# REQUIRED TASK:
Print the entries in full, word for word, but not the pictures.

>>>

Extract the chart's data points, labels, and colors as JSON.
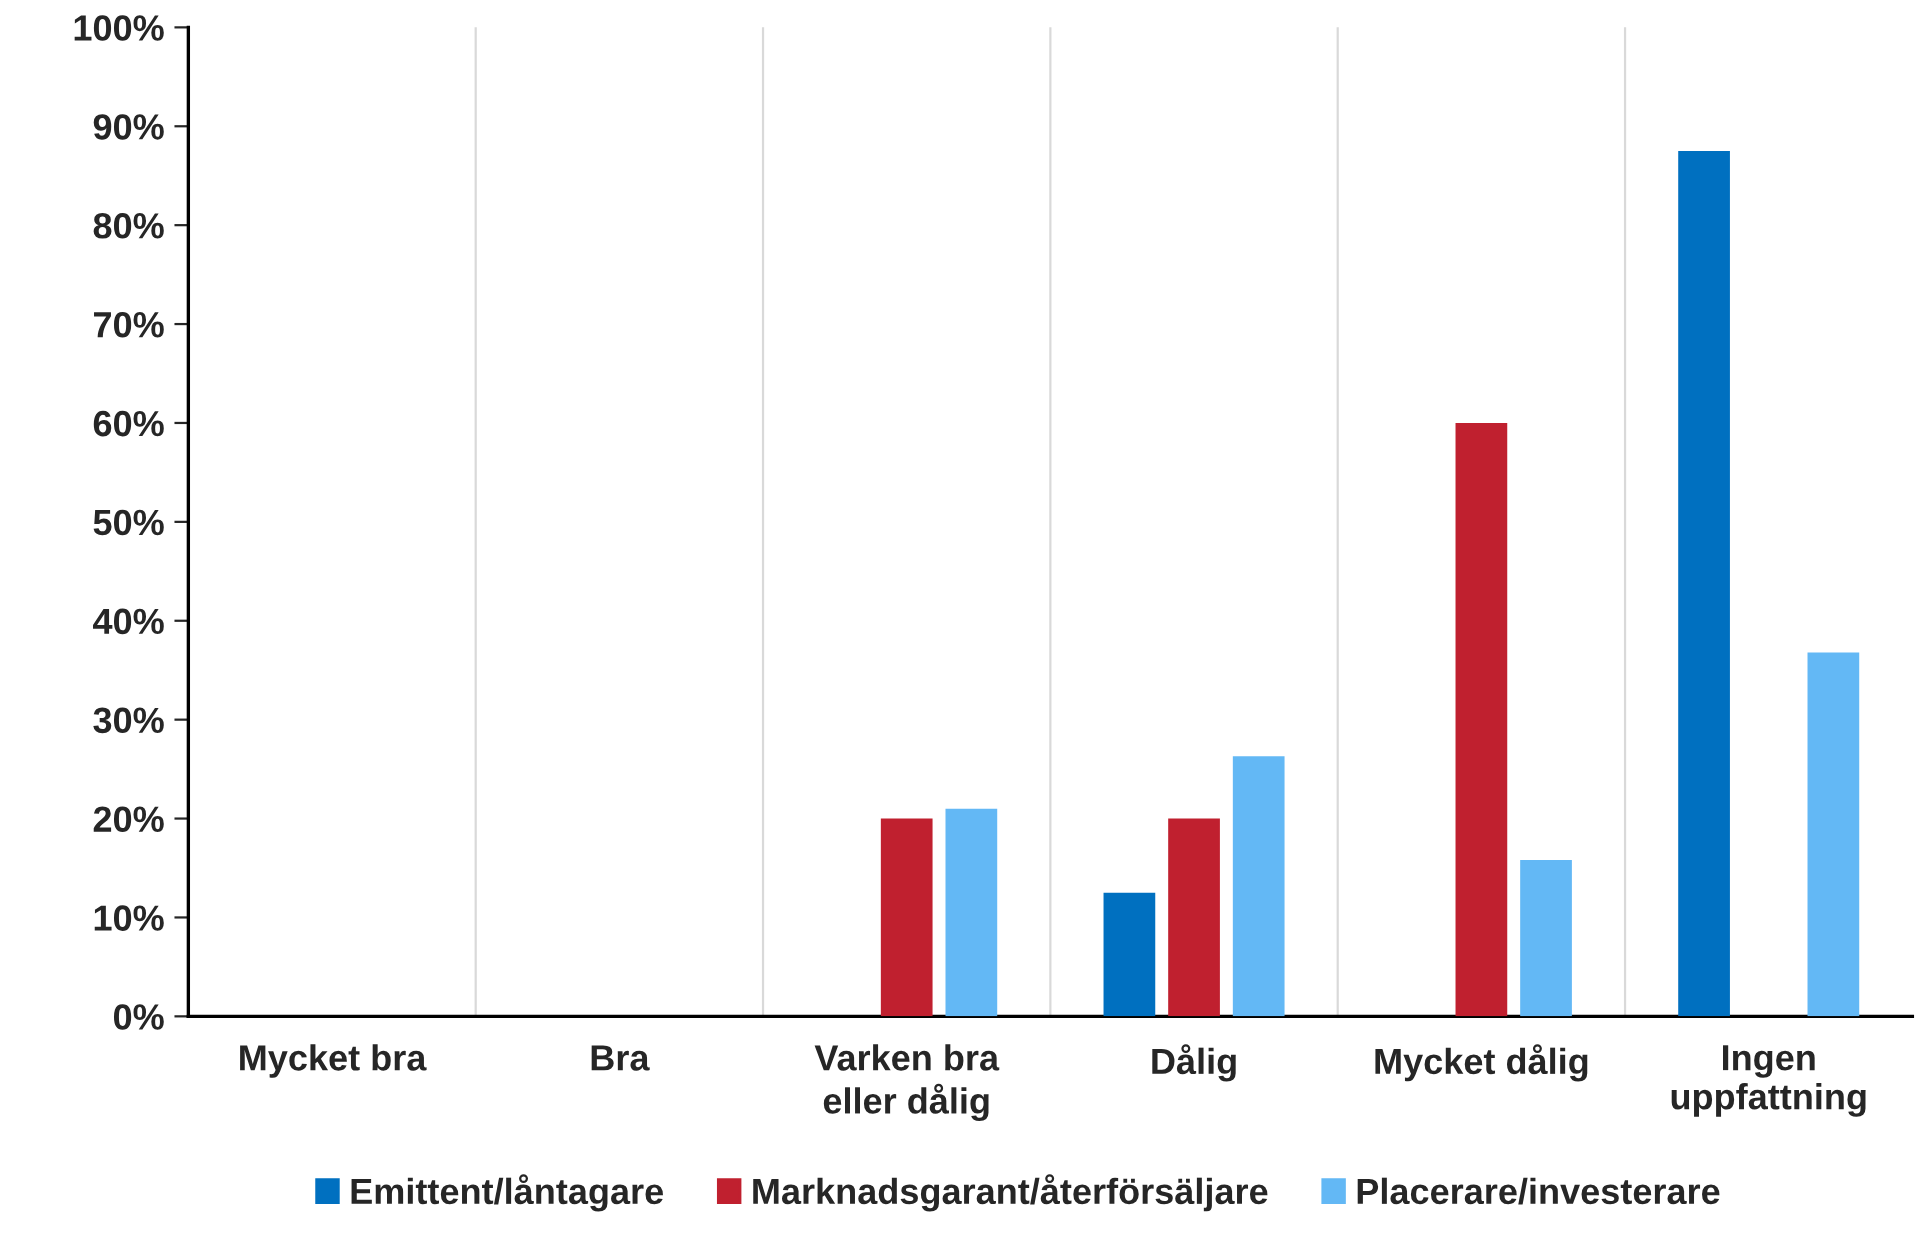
{
  "chart_data": {
    "type": "bar",
    "categories": [
      "Mycket bra",
      "Bra",
      "Varken bra\neller dålig",
      "Dålig",
      "Mycket dålig",
      "Ingen\nuppfattning"
    ],
    "series": [
      {
        "name": "Emittent/låntagare",
        "color": "#0070c0",
        "values": [
          0,
          0,
          0,
          12.5,
          0,
          87.5
        ]
      },
      {
        "name": "Marknadsgarant/återförsäljare",
        "color": "#c0202f",
        "values": [
          0,
          0,
          20,
          20,
          60,
          0
        ]
      },
      {
        "name": "Placerare/investerare",
        "color": "#63b8f5",
        "values": [
          0,
          0,
          21,
          26.3,
          15.8,
          36.8
        ]
      }
    ],
    "ylim": [
      0,
      100
    ],
    "yticks": [
      {
        "value": 0,
        "label": "0%"
      },
      {
        "value": 10,
        "label": "10%"
      },
      {
        "value": 20,
        "label": "20%"
      },
      {
        "value": 30,
        "label": "30%"
      },
      {
        "value": 40,
        "label": "40%"
      },
      {
        "value": 50,
        "label": "50%"
      },
      {
        "value": 60,
        "label": "60%"
      },
      {
        "value": 70,
        "label": "70%"
      },
      {
        "value": 80,
        "label": "80%"
      },
      {
        "value": 90,
        "label": "90%"
      },
      {
        "value": 100,
        "label": "100%"
      }
    ],
    "grid": "x",
    "legend": "bottom"
  }
}
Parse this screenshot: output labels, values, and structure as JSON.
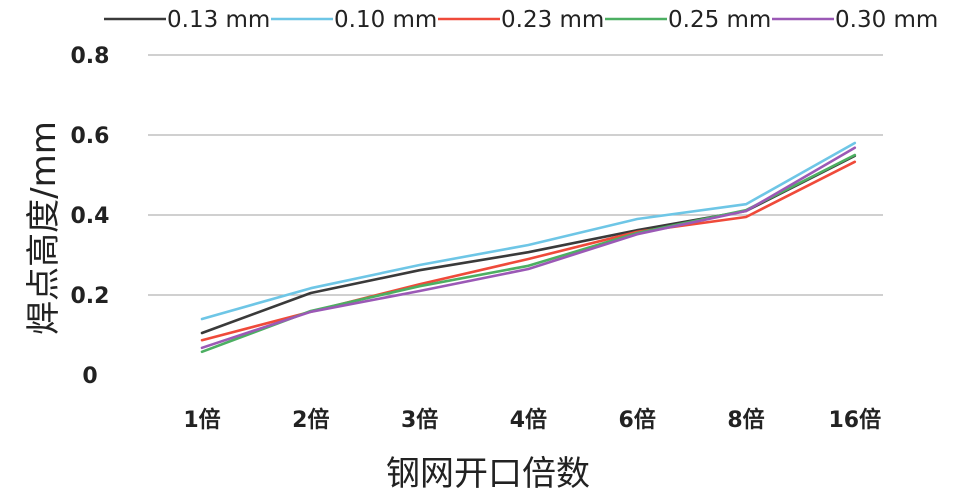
{
  "chart_data": {
    "type": "line",
    "xlabel": "钢网开口倍数",
    "ylabel": "焊点高度/mm",
    "categories": [
      "1倍",
      "2倍",
      "3倍",
      "4倍",
      "6倍",
      "8倍",
      "16倍"
    ],
    "ylim": [
      0,
      0.8
    ],
    "yticks": [
      "0",
      "0.2",
      "0.4",
      "0.6",
      "0.8"
    ],
    "grid": true,
    "legend_position": "top",
    "series": [
      {
        "name": "0.13 mm",
        "color": "#3a3a3a",
        "values": [
          0.105,
          0.205,
          0.262,
          0.307,
          0.362,
          0.41,
          0.548
        ]
      },
      {
        "name": "0.10 mm",
        "color": "#6ec6e6",
        "values": [
          0.14,
          0.217,
          0.275,
          0.325,
          0.39,
          0.427,
          0.58
        ]
      },
      {
        "name": "0.23 mm",
        "color": "#ef4a3a",
        "values": [
          0.087,
          0.158,
          0.227,
          0.29,
          0.358,
          0.395,
          0.533
        ]
      },
      {
        "name": "0.25 mm",
        "color": "#4caf62",
        "values": [
          0.058,
          0.16,
          0.222,
          0.273,
          0.355,
          0.412,
          0.55
        ]
      },
      {
        "name": "0.30 mm",
        "color": "#9b59b6",
        "values": [
          0.068,
          0.158,
          0.21,
          0.265,
          0.352,
          0.41,
          0.568
        ]
      }
    ]
  }
}
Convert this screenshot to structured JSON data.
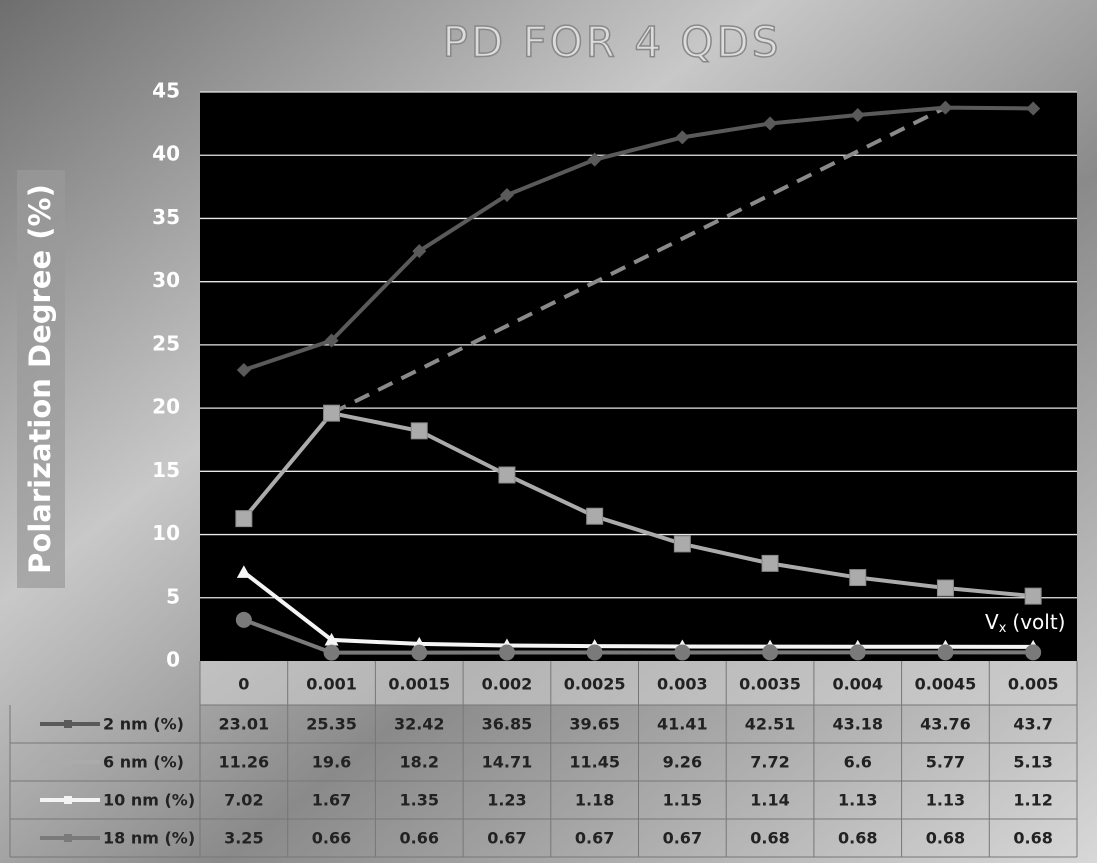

<<<

# RESULT OF THE EXERCISE:
Extract the chart's data points, labels, and colors as JSON.
{
  "chart_data": {
    "type": "bar",
    "categories": [
      "Mycket bra",
      "Bra",
      "Varken bra\neller dålig",
      "Dålig",
      "Mycket dålig",
      "Ingen\nuppfattning"
    ],
    "series": [
      {
        "name": "Emittent/låntagare",
        "color": "#0070c0",
        "values": [
          0,
          0,
          0,
          12.5,
          0,
          87.5
        ]
      },
      {
        "name": "Marknadsgarant/återförsäljare",
        "color": "#c0202f",
        "values": [
          0,
          0,
          20,
          20,
          60,
          0
        ]
      },
      {
        "name": "Placerare/investerare",
        "color": "#63b8f5",
        "values": [
          0,
          0,
          21,
          26.3,
          15.8,
          36.8
        ]
      }
    ],
    "ylim": [
      0,
      100
    ],
    "yticks": [
      {
        "value": 0,
        "label": "0%"
      },
      {
        "value": 10,
        "label": "10%"
      },
      {
        "value": 20,
        "label": "20%"
      },
      {
        "value": 30,
        "label": "30%"
      },
      {
        "value": 40,
        "label": "40%"
      },
      {
        "value": 50,
        "label": "50%"
      },
      {
        "value": 60,
        "label": "60%"
      },
      {
        "value": 70,
        "label": "70%"
      },
      {
        "value": 80,
        "label": "80%"
      },
      {
        "value": 90,
        "label": "90%"
      },
      {
        "value": 100,
        "label": "100%"
      }
    ],
    "grid": "x",
    "legend": "bottom"
  }
}
Parse this screenshot: output labels, values, and structure as JSON.
{
  "chart_data": {
    "type": "line",
    "xlabel": "钢网开口倍数",
    "ylabel": "焊点高度/mm",
    "categories": [
      "1倍",
      "2倍",
      "3倍",
      "4倍",
      "6倍",
      "8倍",
      "16倍"
    ],
    "ylim": [
      0,
      0.8
    ],
    "yticks": [
      "0",
      "0.2",
      "0.4",
      "0.6",
      "0.8"
    ],
    "grid": true,
    "legend_position": "top",
    "series": [
      {
        "name": "0.13 mm",
        "color": "#3a3a3a",
        "values": [
          0.105,
          0.205,
          0.262,
          0.307,
          0.362,
          0.41,
          0.548
        ]
      },
      {
        "name": "0.10 mm",
        "color": "#6ec6e6",
        "values": [
          0.14,
          0.217,
          0.275,
          0.325,
          0.39,
          0.427,
          0.58
        ]
      },
      {
        "name": "0.23 mm",
        "color": "#ef4a3a",
        "values": [
          0.087,
          0.158,
          0.227,
          0.29,
          0.358,
          0.395,
          0.533
        ]
      },
      {
        "name": "0.25 mm",
        "color": "#4caf62",
        "values": [
          0.058,
          0.16,
          0.222,
          0.273,
          0.355,
          0.412,
          0.55
        ]
      },
      {
        "name": "0.30 mm",
        "color": "#9b59b6",
        "values": [
          0.068,
          0.158,
          0.21,
          0.265,
          0.352,
          0.41,
          0.568
        ]
      }
    ]
  }
}
Convert this screenshot to structured JSON data.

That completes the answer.